## START DATA FOR THE TASK

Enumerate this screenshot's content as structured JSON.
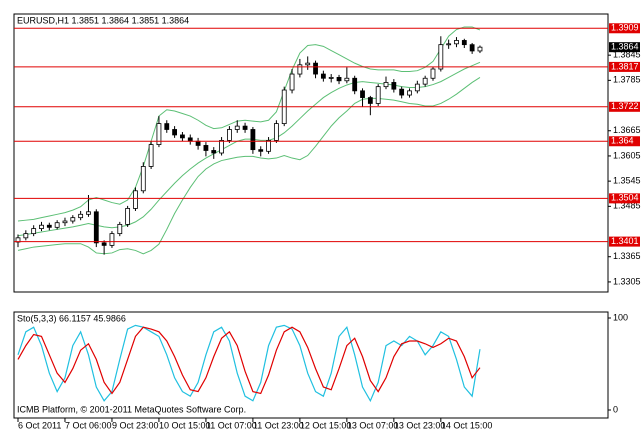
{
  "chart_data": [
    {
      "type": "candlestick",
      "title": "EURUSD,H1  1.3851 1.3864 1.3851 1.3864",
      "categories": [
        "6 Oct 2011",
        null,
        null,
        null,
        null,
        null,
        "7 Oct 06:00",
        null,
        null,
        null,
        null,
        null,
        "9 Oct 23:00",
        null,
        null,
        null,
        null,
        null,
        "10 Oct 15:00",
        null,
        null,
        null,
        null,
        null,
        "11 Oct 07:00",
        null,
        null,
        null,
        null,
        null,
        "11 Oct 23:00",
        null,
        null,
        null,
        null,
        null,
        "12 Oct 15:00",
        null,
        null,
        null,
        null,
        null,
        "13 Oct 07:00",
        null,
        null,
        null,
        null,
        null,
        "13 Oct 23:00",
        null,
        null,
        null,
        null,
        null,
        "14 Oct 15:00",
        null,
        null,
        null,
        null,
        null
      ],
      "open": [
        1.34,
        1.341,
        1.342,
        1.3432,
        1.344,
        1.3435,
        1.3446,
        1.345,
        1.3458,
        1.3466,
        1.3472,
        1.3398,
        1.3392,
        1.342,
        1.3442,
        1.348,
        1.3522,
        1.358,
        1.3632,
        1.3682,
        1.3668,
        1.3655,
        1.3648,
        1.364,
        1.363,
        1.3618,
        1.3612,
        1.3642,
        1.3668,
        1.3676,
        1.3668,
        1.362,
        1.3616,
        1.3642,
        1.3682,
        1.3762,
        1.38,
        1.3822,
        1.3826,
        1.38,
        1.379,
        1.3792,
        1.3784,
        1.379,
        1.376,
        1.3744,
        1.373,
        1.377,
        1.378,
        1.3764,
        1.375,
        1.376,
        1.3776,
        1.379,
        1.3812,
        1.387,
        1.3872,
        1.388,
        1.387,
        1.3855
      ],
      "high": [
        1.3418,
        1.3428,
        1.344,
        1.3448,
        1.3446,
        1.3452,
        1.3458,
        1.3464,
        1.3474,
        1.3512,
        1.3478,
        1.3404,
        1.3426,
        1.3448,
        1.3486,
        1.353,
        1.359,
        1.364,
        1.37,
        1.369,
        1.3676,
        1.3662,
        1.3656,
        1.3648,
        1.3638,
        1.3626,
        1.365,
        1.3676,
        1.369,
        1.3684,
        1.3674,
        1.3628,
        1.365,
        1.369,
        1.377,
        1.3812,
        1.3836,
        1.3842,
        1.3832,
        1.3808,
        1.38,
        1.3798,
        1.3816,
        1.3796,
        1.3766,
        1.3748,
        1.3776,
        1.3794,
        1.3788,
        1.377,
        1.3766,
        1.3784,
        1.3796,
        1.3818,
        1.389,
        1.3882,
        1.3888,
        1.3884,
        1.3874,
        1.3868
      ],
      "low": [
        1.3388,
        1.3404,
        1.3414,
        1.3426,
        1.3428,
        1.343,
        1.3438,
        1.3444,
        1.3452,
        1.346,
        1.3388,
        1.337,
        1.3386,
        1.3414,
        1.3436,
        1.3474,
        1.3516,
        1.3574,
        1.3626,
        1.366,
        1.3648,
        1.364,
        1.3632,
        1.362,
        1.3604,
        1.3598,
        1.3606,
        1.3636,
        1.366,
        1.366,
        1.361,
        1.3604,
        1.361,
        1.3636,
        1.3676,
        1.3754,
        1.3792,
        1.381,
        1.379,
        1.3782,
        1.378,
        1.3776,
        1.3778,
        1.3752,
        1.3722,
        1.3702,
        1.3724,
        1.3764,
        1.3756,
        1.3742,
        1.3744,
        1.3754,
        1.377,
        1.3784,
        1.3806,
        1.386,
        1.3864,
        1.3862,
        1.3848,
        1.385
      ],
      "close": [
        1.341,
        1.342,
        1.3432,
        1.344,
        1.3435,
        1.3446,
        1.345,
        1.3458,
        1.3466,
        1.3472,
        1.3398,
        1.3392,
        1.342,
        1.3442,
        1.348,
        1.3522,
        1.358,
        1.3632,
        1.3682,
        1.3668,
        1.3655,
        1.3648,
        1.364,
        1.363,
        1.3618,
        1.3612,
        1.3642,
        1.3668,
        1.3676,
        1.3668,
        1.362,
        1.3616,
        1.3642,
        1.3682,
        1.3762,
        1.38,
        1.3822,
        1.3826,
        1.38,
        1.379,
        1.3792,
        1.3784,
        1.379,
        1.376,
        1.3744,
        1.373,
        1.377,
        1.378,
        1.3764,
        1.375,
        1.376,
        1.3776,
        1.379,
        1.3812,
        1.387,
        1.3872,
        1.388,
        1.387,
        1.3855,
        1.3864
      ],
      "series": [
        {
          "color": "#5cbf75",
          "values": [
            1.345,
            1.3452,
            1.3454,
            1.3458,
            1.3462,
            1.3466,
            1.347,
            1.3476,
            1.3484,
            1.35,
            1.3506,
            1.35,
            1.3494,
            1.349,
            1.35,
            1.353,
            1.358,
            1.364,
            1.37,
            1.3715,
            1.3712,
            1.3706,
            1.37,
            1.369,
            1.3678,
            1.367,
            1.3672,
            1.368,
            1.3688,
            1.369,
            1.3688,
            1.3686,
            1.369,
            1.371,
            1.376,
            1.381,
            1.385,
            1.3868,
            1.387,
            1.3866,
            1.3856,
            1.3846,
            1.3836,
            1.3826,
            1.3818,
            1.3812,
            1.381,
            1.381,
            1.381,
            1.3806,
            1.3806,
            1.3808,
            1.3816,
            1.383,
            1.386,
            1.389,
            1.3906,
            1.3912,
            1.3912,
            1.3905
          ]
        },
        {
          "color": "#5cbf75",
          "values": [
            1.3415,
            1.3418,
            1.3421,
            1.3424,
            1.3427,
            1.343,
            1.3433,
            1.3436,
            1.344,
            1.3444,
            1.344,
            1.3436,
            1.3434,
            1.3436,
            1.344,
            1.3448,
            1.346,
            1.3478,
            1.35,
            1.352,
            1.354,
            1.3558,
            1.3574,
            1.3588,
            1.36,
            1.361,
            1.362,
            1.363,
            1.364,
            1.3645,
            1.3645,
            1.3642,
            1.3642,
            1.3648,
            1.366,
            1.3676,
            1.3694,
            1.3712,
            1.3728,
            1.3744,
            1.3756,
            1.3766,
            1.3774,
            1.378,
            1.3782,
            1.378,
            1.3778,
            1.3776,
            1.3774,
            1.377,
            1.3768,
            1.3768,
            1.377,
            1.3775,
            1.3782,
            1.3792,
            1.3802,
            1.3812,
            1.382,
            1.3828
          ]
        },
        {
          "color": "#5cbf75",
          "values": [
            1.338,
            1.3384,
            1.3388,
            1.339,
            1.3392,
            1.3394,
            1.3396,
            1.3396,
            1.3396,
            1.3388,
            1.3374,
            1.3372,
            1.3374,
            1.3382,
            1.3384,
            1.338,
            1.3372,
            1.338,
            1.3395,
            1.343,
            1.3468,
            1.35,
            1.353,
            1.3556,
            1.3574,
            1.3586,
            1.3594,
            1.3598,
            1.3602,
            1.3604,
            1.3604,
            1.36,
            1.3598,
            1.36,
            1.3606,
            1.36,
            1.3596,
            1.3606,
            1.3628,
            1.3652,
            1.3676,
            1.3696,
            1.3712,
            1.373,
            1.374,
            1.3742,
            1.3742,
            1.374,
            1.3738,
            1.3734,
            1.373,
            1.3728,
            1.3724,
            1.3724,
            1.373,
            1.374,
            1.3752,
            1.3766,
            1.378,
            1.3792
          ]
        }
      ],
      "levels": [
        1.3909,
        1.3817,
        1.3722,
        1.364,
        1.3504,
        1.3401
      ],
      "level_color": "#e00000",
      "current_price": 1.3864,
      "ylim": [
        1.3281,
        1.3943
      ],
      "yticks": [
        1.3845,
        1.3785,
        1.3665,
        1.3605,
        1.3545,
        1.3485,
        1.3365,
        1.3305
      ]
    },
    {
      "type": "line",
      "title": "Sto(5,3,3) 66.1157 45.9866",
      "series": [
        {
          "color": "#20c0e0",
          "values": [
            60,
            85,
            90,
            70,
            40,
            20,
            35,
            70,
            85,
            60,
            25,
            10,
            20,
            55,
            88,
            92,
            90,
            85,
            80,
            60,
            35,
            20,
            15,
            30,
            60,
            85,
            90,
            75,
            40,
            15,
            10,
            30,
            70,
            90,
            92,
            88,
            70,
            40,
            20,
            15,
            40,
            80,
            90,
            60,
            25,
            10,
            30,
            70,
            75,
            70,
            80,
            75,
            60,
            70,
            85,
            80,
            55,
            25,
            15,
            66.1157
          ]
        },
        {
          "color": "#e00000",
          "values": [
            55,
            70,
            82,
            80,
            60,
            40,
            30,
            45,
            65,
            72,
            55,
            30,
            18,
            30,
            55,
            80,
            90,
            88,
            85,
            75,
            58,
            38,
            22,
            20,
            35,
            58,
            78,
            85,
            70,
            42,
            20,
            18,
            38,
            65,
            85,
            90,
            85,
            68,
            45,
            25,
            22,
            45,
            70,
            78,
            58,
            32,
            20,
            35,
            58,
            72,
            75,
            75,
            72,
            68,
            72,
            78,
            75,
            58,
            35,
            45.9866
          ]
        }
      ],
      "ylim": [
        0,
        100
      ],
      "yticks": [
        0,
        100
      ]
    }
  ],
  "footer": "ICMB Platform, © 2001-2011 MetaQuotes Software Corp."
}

## END DATA FOR THE TASK
## START DATA FOR THE TASK

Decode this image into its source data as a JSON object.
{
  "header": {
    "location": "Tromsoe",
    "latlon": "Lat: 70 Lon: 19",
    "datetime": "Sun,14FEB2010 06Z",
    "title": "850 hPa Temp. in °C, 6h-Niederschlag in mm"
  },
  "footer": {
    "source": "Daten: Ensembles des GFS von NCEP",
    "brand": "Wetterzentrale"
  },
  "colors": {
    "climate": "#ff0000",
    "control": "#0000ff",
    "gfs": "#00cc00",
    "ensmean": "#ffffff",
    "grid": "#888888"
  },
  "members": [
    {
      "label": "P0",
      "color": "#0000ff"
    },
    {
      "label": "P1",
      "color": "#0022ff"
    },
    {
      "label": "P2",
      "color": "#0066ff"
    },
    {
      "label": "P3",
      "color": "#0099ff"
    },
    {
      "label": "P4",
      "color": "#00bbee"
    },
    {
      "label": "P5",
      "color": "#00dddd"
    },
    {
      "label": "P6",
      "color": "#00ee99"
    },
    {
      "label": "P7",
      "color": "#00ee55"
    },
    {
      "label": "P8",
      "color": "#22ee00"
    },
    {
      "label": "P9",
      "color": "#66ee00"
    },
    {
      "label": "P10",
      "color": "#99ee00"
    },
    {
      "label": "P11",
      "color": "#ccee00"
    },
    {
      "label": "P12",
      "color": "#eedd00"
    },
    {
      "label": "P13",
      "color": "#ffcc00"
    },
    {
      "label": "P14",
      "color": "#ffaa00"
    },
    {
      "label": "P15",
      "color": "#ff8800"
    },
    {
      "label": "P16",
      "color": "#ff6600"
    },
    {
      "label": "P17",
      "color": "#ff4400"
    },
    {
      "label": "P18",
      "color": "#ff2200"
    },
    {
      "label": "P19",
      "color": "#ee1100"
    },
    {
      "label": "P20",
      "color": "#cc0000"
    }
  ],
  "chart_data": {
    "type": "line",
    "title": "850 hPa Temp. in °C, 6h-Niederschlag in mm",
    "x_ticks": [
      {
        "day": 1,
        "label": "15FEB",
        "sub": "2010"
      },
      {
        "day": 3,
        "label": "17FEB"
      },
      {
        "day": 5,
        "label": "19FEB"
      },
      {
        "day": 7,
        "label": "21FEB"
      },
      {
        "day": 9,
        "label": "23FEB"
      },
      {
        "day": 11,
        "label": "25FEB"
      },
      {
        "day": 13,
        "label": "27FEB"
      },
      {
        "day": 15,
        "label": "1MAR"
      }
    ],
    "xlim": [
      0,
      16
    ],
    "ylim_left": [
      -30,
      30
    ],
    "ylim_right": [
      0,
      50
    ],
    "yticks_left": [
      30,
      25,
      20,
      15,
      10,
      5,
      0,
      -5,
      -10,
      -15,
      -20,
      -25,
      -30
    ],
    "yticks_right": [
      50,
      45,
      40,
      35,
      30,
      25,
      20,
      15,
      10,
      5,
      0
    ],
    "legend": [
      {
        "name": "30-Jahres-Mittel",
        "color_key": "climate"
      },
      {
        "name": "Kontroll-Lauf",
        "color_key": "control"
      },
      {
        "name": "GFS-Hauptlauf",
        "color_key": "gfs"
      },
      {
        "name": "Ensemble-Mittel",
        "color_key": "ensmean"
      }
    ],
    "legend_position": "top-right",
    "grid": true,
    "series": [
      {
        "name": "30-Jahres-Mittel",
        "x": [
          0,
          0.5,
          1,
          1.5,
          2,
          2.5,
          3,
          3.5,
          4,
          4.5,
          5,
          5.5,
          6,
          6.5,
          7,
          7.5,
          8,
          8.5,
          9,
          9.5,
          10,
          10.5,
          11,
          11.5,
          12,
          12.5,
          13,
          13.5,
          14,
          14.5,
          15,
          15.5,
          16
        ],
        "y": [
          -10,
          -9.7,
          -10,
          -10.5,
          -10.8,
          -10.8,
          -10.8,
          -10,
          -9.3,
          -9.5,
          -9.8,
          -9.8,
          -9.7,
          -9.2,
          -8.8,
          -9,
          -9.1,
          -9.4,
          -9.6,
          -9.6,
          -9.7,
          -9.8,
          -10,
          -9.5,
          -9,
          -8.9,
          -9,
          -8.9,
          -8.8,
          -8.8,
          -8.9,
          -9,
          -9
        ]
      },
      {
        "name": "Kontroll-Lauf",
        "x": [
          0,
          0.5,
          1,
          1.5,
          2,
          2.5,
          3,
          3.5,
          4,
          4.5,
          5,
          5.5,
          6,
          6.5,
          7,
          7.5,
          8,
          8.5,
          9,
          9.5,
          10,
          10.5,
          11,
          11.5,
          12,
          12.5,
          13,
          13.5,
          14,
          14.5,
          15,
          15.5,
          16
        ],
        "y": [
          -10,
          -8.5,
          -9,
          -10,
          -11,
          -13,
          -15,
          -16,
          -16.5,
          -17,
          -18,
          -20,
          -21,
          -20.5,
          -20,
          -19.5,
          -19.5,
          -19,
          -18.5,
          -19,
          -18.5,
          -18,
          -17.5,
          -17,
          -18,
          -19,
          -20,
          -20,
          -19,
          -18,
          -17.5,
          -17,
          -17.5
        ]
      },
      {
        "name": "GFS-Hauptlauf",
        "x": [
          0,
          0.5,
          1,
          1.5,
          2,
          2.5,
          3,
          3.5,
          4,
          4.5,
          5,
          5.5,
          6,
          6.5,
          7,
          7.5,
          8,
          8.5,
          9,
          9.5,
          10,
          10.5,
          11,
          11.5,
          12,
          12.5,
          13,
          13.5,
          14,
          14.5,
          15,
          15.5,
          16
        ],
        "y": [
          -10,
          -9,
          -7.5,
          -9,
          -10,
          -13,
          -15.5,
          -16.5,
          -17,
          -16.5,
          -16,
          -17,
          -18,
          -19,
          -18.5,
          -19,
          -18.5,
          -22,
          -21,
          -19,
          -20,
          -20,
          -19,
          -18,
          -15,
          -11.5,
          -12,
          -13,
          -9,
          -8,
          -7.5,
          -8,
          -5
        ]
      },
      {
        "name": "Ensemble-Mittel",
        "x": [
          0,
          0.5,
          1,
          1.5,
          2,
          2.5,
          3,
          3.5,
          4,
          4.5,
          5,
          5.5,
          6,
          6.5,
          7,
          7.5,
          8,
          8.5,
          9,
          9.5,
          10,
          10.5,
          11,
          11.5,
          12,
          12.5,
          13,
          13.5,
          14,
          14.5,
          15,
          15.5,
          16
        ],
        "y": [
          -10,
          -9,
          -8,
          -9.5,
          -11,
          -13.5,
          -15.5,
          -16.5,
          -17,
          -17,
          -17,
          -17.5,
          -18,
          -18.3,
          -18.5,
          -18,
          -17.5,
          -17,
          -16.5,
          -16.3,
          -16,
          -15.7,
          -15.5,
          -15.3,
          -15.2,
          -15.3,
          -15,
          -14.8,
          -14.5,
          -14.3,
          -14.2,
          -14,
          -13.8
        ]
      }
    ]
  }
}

## END DATA FOR THE TASK

* SET TASK: Pull out each line of the listing that holds the string "JSON".

* ANSWER:
Enumerate this screenshot's content as structured JSON.
Decode this image into its source data as a JSON object.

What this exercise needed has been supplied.